**THE EXERCISE:**
Give back the records below exactly, every one, with no pictures.
[START OF SUPPLIED DATA]
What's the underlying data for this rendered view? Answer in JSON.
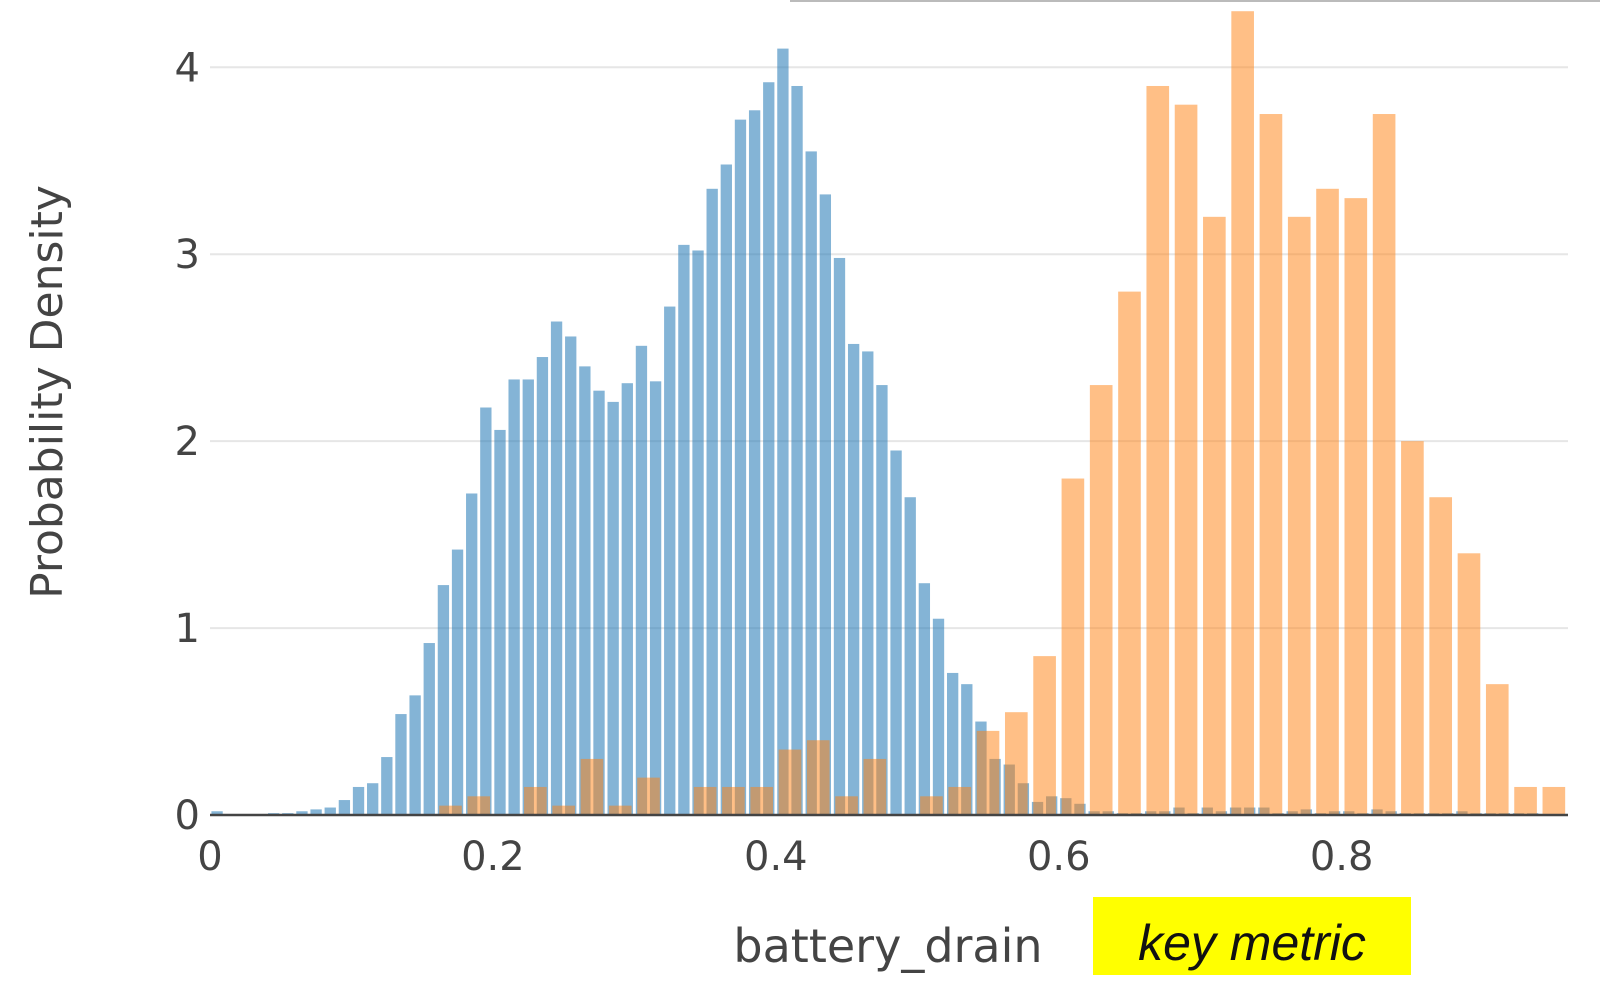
{
  "chart_data": {
    "type": "histogram",
    "y_label": "Probability Density",
    "x_label": "battery_drain",
    "annotation": "key metric",
    "xlim": [
      0,
      0.96
    ],
    "ylim": [
      0,
      4.36
    ],
    "xticks": [
      0,
      0.2,
      0.4,
      0.6,
      0.8
    ],
    "yticks": [
      0,
      1,
      2,
      3,
      4
    ],
    "grid": true,
    "barmode": "overlay",
    "series": [
      {
        "color": "#1f77b4",
        "opacity": 0.55,
        "bins": [
          0,
          0.01,
          0.02,
          0.03,
          0.04,
          0.05,
          0.06,
          0.07,
          0.08,
          0.09,
          0.1,
          0.11,
          0.12,
          0.13,
          0.14,
          0.15,
          0.16,
          0.17,
          0.18,
          0.19,
          0.2,
          0.21,
          0.22,
          0.23,
          0.24,
          0.25,
          0.26,
          0.27,
          0.28,
          0.29,
          0.3,
          0.31,
          0.32,
          0.33,
          0.34,
          0.35,
          0.36,
          0.37,
          0.38,
          0.39,
          0.4,
          0.41,
          0.42,
          0.43,
          0.44,
          0.45,
          0.46,
          0.47,
          0.48,
          0.49,
          0.5,
          0.51,
          0.52,
          0.53,
          0.54,
          0.55,
          0.56,
          0.57,
          0.58,
          0.59,
          0.6,
          0.61,
          0.62,
          0.63,
          0.64,
          0.65,
          0.66,
          0.67,
          0.68,
          0.69,
          0.7,
          0.71,
          0.72,
          0.73,
          0.74,
          0.75,
          0.76,
          0.77,
          0.78,
          0.79,
          0.8,
          0.81,
          0.82,
          0.83,
          0.84,
          0.85,
          0.86,
          0.87,
          0.88,
          0.89,
          0.9,
          0.91,
          0.92,
          0.93,
          0.94
        ],
        "values": [
          0.02,
          0,
          0,
          0,
          0.01,
          0.01,
          0.02,
          0.03,
          0.04,
          0.08,
          0.15,
          0.17,
          0.31,
          0.54,
          0.64,
          0.92,
          1.23,
          1.42,
          1.72,
          2.18,
          2.06,
          2.33,
          2.33,
          2.45,
          2.64,
          2.56,
          2.4,
          2.27,
          2.21,
          2.31,
          2.51,
          2.32,
          2.72,
          3.05,
          3.02,
          3.35,
          3.48,
          3.72,
          3.77,
          3.92,
          4.1,
          3.9,
          3.55,
          3.32,
          2.98,
          2.52,
          2.48,
          2.3,
          1.95,
          1.7,
          1.24,
          1.05,
          0.76,
          0.7,
          0.5,
          0.3,
          0.27,
          0.17,
          0.07,
          0.1,
          0.09,
          0.06,
          0.02,
          0.02,
          0.01,
          0.01,
          0.02,
          0.02,
          0.04,
          0.01,
          0.04,
          0.02,
          0.04,
          0.04,
          0.04,
          0.01,
          0.02,
          0.03,
          0.01,
          0.02,
          0.02,
          0.01,
          0.03,
          0.02,
          0.01,
          0.01,
          0.01,
          0.01,
          0.02,
          0.01,
          0.01,
          0.01,
          0.01,
          0.01
        ]
      },
      {
        "color": "#ff7f0e",
        "opacity": 0.5,
        "bins": [
          0.16,
          0.18,
          0.2,
          0.22,
          0.24,
          0.26,
          0.28,
          0.3,
          0.32,
          0.34,
          0.36,
          0.38,
          0.4,
          0.42,
          0.44,
          0.46,
          0.48,
          0.5,
          0.52,
          0.54,
          0.56,
          0.58,
          0.6,
          0.62,
          0.64,
          0.66,
          0.68,
          0.7,
          0.72,
          0.74,
          0.76,
          0.78,
          0.8,
          0.82,
          0.84,
          0.86,
          0.88,
          0.9,
          0.92,
          0.94,
          0.96
        ],
        "values": [
          0.05,
          0.1,
          0,
          0.15,
          0.05,
          0.3,
          0.05,
          0.2,
          0,
          0.15,
          0.15,
          0.15,
          0.35,
          0.4,
          0.1,
          0.3,
          0,
          0.1,
          0.15,
          0.45,
          0.55,
          0.85,
          1.8,
          2.3,
          2.8,
          3.9,
          3.8,
          3.2,
          4.3,
          3.75,
          3.2,
          3.35,
          3.3,
          3.75,
          2.0,
          1.7,
          1.4,
          0.7,
          0.15,
          0.15
        ]
      }
    ]
  }
}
[END OF SUPPLIED DATA]
**SOLUTION:**
What's the underlying data for this rendered view? Answer in JSON.
{
  "chart_data": {
    "type": "histogram",
    "y_label": "Probability Density",
    "x_label": "battery_drain",
    "annotation": "key metric",
    "xlim": [
      0,
      0.96
    ],
    "ylim": [
      0,
      4.36
    ],
    "xticks": [
      0,
      0.2,
      0.4,
      0.6,
      0.8
    ],
    "yticks": [
      0,
      1,
      2,
      3,
      4
    ],
    "grid": true,
    "barmode": "overlay",
    "series": [
      {
        "color": "#1f77b4",
        "opacity": 0.55,
        "bins": [
          0,
          0.01,
          0.02,
          0.03,
          0.04,
          0.05,
          0.06,
          0.07,
          0.08,
          0.09,
          0.1,
          0.11,
          0.12,
          0.13,
          0.14,
          0.15,
          0.16,
          0.17,
          0.18,
          0.19,
          0.2,
          0.21,
          0.22,
          0.23,
          0.24,
          0.25,
          0.26,
          0.27,
          0.28,
          0.29,
          0.3,
          0.31,
          0.32,
          0.33,
          0.34,
          0.35,
          0.36,
          0.37,
          0.38,
          0.39,
          0.4,
          0.41,
          0.42,
          0.43,
          0.44,
          0.45,
          0.46,
          0.47,
          0.48,
          0.49,
          0.5,
          0.51,
          0.52,
          0.53,
          0.54,
          0.55,
          0.56,
          0.57,
          0.58,
          0.59,
          0.6,
          0.61,
          0.62,
          0.63,
          0.64,
          0.65,
          0.66,
          0.67,
          0.68,
          0.69,
          0.7,
          0.71,
          0.72,
          0.73,
          0.74,
          0.75,
          0.76,
          0.77,
          0.78,
          0.79,
          0.8,
          0.81,
          0.82,
          0.83,
          0.84,
          0.85,
          0.86,
          0.87,
          0.88,
          0.89,
          0.9,
          0.91,
          0.92,
          0.93,
          0.94
        ],
        "values": [
          0.02,
          0,
          0,
          0,
          0.01,
          0.01,
          0.02,
          0.03,
          0.04,
          0.08,
          0.15,
          0.17,
          0.31,
          0.54,
          0.64,
          0.92,
          1.23,
          1.42,
          1.72,
          2.18,
          2.06,
          2.33,
          2.33,
          2.45,
          2.64,
          2.56,
          2.4,
          2.27,
          2.21,
          2.31,
          2.51,
          2.32,
          2.72,
          3.05,
          3.02,
          3.35,
          3.48,
          3.72,
          3.77,
          3.92,
          4.1,
          3.9,
          3.55,
          3.32,
          2.98,
          2.52,
          2.48,
          2.3,
          1.95,
          1.7,
          1.24,
          1.05,
          0.76,
          0.7,
          0.5,
          0.3,
          0.27,
          0.17,
          0.07,
          0.1,
          0.09,
          0.06,
          0.02,
          0.02,
          0.01,
          0.01,
          0.02,
          0.02,
          0.04,
          0.01,
          0.04,
          0.02,
          0.04,
          0.04,
          0.04,
          0.01,
          0.02,
          0.03,
          0.01,
          0.02,
          0.02,
          0.01,
          0.03,
          0.02,
          0.01,
          0.01,
          0.01,
          0.01,
          0.02,
          0.01,
          0.01,
          0.01,
          0.01,
          0.01
        ]
      },
      {
        "color": "#ff7f0e",
        "opacity": 0.5,
        "bins": [
          0.16,
          0.18,
          0.2,
          0.22,
          0.24,
          0.26,
          0.28,
          0.3,
          0.32,
          0.34,
          0.36,
          0.38,
          0.4,
          0.42,
          0.44,
          0.46,
          0.48,
          0.5,
          0.52,
          0.54,
          0.56,
          0.58,
          0.6,
          0.62,
          0.64,
          0.66,
          0.68,
          0.7,
          0.72,
          0.74,
          0.76,
          0.78,
          0.8,
          0.82,
          0.84,
          0.86,
          0.88,
          0.9,
          0.92,
          0.94,
          0.96
        ],
        "values": [
          0.05,
          0.1,
          0,
          0.15,
          0.05,
          0.3,
          0.05,
          0.2,
          0,
          0.15,
          0.15,
          0.15,
          0.35,
          0.4,
          0.1,
          0.3,
          0,
          0.1,
          0.15,
          0.45,
          0.55,
          0.85,
          1.8,
          2.3,
          2.8,
          3.9,
          3.8,
          3.2,
          4.3,
          3.75,
          3.2,
          3.35,
          3.3,
          3.75,
          2.0,
          1.7,
          1.4,
          0.7,
          0.15,
          0.15
        ]
      }
    ]
  }
}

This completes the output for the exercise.